• **Direction**
Select from the data all lines with the word "Augintojų".

• **Supplied information**
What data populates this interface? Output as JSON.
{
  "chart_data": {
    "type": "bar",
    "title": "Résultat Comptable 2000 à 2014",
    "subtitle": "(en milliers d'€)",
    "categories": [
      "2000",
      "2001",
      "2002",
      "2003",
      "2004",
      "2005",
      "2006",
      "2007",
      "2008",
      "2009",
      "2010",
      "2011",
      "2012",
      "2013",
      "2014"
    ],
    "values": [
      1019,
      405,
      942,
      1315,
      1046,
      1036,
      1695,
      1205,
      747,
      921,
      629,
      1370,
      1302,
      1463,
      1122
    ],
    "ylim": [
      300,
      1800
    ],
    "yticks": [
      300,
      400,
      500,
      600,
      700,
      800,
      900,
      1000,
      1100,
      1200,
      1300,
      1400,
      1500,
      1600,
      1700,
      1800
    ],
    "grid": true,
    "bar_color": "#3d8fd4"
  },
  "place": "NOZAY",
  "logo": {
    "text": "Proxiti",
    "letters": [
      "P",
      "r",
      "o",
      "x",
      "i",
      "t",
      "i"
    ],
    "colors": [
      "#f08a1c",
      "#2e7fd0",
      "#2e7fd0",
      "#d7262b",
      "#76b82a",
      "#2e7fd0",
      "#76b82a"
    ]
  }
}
==
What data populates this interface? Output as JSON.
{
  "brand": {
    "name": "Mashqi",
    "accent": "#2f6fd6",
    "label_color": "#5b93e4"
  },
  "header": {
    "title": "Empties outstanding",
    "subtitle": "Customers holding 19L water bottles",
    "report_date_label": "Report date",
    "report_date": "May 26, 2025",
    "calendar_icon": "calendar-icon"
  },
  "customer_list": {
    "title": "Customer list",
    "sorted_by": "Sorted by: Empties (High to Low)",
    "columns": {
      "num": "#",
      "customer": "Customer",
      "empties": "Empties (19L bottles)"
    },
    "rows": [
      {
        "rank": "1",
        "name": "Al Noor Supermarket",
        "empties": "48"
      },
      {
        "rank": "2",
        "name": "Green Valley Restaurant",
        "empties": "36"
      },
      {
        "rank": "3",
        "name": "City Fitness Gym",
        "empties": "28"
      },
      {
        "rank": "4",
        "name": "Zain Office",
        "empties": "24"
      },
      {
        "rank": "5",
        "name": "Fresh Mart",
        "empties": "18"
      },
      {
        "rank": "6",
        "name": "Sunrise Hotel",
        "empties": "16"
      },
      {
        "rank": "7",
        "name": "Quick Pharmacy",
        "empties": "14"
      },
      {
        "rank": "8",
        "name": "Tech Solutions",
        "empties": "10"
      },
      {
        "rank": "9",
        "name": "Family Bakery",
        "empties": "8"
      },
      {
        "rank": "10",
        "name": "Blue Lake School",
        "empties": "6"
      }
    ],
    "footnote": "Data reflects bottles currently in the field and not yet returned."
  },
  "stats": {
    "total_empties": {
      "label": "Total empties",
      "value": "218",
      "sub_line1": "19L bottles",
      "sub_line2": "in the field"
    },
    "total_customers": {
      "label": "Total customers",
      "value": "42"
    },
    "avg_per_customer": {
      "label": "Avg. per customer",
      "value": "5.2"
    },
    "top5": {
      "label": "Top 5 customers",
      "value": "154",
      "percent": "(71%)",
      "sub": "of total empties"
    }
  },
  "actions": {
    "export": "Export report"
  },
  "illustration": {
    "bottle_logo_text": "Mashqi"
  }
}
...
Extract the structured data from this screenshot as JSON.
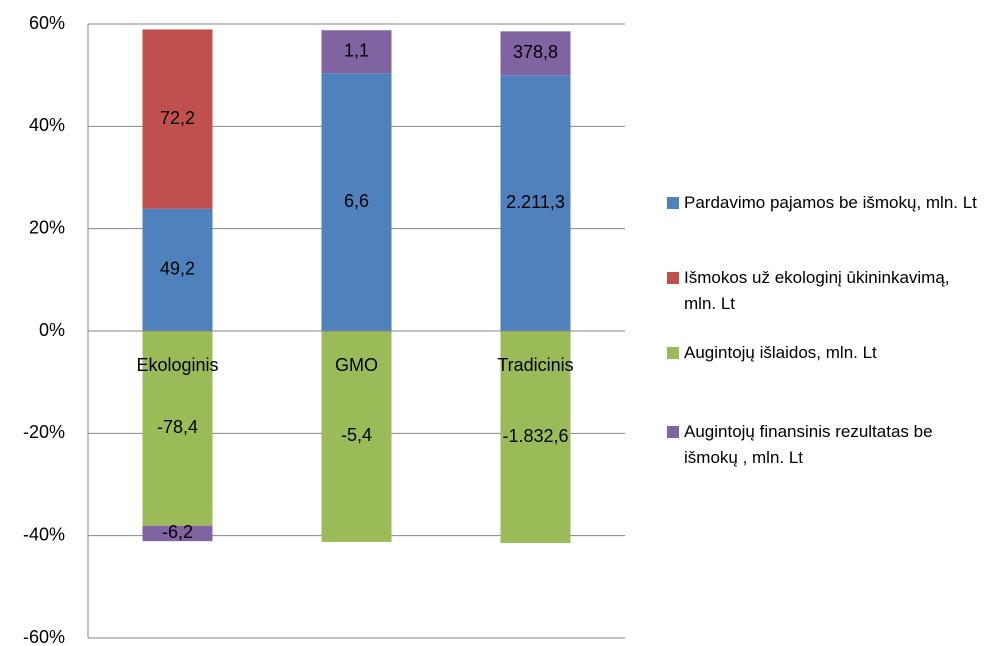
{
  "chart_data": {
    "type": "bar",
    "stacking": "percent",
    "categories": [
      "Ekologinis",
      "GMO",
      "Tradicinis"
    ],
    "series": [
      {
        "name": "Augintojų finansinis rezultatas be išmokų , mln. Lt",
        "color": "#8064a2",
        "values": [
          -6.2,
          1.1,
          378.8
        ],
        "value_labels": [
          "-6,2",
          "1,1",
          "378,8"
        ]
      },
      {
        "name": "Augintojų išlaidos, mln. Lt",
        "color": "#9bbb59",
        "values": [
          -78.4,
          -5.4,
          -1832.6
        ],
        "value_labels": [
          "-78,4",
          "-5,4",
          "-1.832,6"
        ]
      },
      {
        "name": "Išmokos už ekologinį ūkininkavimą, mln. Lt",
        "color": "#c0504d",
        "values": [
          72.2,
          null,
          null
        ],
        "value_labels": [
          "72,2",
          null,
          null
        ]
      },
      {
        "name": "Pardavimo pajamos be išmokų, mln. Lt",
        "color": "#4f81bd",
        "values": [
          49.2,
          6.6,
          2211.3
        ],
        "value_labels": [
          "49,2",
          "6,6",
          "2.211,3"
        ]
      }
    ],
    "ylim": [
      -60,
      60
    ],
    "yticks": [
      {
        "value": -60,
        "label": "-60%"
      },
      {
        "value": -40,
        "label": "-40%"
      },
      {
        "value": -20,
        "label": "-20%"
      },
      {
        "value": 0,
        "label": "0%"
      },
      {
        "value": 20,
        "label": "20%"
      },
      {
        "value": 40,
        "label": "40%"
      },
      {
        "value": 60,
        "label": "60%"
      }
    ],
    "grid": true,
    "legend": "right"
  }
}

• **Complete response**
        "name": "Augintojų finansinis rezultatas be išmokų , mln. Lt",
        "name": "Augintojų išlaidos, mln. Lt",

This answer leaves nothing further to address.